TEXTAUSZUG>
↓↓↓
§ 20 ThürVwZVG, Vollstreckungsschuldner

§ 20 ThürVwZVG
Thüringer Verwaltungszustellungs- und Vollstreckungsgesetz (ThürVwZVG)
Landesrecht Thüringen

Zweiter Teil – Vollstreckungsverfahren → Erster Abschnitt – Gemeinsame Bestimmungen

Titel: Thüringer Verwaltungszustellungs- und Vollstreckungsgesetz (ThürVwZVG)
Normgeber: Thüringen
Amtliche Abkürzung: ThürVwZVG
Gliederungs-Nr.: 2010-2
Normtyp: Gesetz

(1) Vollstreckungsschuldner ist derjenige, gegen den sich ein Vollstreckungsverfahren richtet.

(2) Als Vollstreckungsschuldner kann in Anspruch genommen werden,

  1. 1.

    wer eine Leistung im Sinne des § 18 Abs. 1 schuldet oder

  2. 2.

    wer für eine Leistung, die ein anderer aufgrund des § 18 Abs. 1 schuldet, persönlich haftet.
↑↑↑
DEINE AUFGABEN>
a – Schreib den Gesetzestext zum Vollstreckungsschuldner ab „(1) Vollstreckungsschuldner ist“ und weiter bis „schuldet, persönlich haftet.“ noch einmal ab. Tausche dabei „Leistung“ gegen „Zahlung“ aus.
b – Führe den Gesetzestext zum Vollstreckungsschuldner nach seinem letzten Satz weiter.
Die Einträge sind eigenes Material und gehören nicht zum Gesetzestext.

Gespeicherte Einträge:
↓↓↓
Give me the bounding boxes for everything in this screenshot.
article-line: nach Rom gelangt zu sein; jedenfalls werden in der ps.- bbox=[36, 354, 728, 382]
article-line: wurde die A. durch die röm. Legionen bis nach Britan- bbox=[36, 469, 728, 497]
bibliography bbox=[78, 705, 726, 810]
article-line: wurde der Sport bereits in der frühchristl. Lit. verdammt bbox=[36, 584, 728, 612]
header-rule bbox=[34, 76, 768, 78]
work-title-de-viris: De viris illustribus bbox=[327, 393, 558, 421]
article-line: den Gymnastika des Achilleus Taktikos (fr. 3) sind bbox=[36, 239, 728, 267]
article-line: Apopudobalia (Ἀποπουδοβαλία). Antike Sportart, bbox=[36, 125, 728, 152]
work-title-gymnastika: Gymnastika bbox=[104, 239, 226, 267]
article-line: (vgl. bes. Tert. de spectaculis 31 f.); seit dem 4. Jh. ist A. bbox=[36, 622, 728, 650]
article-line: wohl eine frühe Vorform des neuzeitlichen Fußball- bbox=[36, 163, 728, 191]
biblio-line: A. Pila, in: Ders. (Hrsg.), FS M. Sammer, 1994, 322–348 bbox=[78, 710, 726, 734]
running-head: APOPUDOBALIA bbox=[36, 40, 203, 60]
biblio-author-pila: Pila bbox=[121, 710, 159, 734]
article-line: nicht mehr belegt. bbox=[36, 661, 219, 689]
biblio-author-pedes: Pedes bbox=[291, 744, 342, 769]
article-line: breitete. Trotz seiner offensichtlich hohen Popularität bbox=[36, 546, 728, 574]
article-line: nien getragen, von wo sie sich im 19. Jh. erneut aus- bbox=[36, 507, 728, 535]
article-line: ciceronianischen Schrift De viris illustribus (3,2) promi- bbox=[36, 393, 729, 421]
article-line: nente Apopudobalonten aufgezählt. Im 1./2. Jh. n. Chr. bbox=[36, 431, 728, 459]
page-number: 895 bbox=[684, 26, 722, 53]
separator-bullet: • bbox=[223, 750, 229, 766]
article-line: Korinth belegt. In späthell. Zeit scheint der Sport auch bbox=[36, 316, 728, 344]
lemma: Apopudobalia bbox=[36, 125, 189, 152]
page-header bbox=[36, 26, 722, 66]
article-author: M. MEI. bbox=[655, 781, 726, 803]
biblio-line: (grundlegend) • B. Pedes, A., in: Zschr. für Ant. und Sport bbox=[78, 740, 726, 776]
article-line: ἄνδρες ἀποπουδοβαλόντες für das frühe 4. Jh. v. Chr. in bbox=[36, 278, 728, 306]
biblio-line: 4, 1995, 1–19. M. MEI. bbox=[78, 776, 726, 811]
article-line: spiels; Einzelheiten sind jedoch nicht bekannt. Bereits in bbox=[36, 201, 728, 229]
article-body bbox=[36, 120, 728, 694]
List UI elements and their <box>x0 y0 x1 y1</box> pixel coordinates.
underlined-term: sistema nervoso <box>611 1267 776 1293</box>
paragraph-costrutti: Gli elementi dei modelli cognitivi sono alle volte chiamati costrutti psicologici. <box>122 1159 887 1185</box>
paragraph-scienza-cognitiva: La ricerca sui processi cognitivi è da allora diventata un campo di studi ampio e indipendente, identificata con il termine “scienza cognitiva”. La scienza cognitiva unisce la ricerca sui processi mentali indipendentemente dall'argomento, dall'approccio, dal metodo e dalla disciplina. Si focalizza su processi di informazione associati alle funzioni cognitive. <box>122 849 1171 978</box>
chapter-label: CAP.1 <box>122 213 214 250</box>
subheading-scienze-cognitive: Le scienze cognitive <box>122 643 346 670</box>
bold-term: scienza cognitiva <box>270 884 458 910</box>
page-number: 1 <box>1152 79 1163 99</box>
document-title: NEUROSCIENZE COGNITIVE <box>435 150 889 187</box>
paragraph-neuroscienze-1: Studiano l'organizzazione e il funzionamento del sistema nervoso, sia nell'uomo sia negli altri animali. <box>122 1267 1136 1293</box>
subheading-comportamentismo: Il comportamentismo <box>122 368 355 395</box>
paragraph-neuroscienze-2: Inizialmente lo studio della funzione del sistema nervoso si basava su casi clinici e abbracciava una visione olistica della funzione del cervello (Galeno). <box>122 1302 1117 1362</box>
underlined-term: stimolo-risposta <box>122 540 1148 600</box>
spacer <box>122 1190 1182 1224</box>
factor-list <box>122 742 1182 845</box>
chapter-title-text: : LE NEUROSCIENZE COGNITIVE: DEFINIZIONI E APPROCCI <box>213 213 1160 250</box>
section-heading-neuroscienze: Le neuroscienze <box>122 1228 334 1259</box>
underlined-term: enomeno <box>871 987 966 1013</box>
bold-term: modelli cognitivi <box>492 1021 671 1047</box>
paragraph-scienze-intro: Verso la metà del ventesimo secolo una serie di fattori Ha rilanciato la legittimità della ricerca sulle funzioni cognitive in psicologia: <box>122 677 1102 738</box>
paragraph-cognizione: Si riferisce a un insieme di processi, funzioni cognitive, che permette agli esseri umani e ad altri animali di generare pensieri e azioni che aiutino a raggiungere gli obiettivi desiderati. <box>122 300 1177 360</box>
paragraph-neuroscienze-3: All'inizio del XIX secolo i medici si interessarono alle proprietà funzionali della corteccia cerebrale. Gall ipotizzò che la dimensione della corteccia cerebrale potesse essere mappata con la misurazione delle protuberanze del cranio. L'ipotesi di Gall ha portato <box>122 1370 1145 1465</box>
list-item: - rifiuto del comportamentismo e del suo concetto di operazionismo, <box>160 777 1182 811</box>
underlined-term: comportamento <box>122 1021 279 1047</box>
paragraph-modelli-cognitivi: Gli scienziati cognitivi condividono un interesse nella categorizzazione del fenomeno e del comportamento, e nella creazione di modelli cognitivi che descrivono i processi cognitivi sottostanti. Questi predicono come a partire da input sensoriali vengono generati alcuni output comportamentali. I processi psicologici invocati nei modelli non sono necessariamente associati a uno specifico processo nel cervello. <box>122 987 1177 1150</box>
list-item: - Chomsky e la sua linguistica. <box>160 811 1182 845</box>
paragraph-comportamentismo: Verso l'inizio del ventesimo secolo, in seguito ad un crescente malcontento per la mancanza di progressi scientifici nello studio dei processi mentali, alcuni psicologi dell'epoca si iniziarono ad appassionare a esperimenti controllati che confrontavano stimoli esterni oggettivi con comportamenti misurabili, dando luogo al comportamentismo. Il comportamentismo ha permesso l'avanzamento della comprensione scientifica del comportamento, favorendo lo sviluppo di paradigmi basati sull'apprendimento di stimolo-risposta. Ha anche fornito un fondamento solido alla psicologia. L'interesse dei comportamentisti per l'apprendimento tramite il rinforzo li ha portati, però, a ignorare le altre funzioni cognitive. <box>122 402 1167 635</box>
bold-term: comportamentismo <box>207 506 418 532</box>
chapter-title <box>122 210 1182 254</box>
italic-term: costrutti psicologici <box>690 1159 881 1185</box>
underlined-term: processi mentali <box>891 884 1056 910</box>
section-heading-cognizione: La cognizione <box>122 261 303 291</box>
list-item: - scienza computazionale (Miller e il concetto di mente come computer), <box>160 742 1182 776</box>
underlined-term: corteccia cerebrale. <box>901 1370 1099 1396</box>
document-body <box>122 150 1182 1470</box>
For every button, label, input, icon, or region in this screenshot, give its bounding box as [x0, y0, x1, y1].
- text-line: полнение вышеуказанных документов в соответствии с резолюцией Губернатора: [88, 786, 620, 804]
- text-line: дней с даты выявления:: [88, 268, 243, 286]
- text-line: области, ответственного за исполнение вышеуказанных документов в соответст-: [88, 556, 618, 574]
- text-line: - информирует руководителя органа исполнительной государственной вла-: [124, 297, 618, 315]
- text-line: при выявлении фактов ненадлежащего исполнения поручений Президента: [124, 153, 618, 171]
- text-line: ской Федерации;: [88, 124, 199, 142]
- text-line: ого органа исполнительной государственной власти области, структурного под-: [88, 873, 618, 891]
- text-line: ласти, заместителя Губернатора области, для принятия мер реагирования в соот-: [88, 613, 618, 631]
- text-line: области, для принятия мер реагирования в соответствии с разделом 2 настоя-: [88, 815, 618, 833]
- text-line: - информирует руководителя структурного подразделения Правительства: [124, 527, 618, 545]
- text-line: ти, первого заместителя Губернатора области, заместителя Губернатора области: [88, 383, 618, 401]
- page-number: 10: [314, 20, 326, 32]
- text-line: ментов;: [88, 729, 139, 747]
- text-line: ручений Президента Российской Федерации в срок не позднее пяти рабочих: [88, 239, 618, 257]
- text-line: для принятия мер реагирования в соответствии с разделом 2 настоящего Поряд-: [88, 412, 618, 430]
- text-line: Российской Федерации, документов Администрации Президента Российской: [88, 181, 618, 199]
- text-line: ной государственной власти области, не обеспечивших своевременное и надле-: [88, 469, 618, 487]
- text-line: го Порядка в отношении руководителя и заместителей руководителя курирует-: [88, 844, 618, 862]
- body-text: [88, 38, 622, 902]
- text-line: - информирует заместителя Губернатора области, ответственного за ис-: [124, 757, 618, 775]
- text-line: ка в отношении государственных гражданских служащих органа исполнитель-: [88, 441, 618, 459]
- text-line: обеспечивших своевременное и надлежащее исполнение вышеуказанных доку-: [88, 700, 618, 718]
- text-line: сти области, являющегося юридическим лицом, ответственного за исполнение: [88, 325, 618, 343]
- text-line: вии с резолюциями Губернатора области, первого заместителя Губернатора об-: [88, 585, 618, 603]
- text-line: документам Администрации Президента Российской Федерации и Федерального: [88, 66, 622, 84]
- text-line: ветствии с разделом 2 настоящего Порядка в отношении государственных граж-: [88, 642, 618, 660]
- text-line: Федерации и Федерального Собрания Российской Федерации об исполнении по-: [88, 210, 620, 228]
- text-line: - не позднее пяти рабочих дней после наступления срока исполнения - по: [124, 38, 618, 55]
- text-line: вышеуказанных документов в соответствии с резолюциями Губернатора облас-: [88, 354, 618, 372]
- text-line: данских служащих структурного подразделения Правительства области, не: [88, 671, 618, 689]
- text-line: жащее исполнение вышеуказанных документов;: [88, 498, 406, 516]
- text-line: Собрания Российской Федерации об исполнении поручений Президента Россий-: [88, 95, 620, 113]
↑↑↑
ERWARTETE ANTWORTEN>
a –
(1) Vollstreckungsschuldner ist derjenige, gegen den sich ein Vollstreckungsverfahren richtet.

(2) Als Vollstreckungsschuldner kann in Anspruch genommen werden,

  1. 1.

    wer eine Zahlung im Sinne des § 18 Abs. 1 schuldet oder

  2. 2.

    wer für eine Zahlung, die ein anderer aufgrund des § 18 Abs. 1 schuldet, persönlich haftet.

b –
(3) Wer zur Duldung der Zwangsvollstreckung verpflichtet ist, steht dem Vollstreckungsschuldner gleich, soweit seine Duldungspflicht reicht.

(4) Wird der Vollstreckungsschuldner als Rechtsnachfolger eines anderen in Anspruch genommen, so kann die Vollstreckung erst eingeleitet oder fortgesetzt werden, wenn die Vollstreckungsvoraussetzungen nach den Bestimmungen dieses Gesetzes auch für seine Person vorliegen. Die Vollstreckung, die zur Zeit des Todes des Vollstreckungsschuldners gegen diesen bereits begonnen hatte, kann auch ohne Vollstreckungsvoraussetzungen nach Satz 1 in den Nachlass fortgesetzt werden. § 779 Abs. 2 der Zivilprozessordnung ist entsprechend anzuwenden.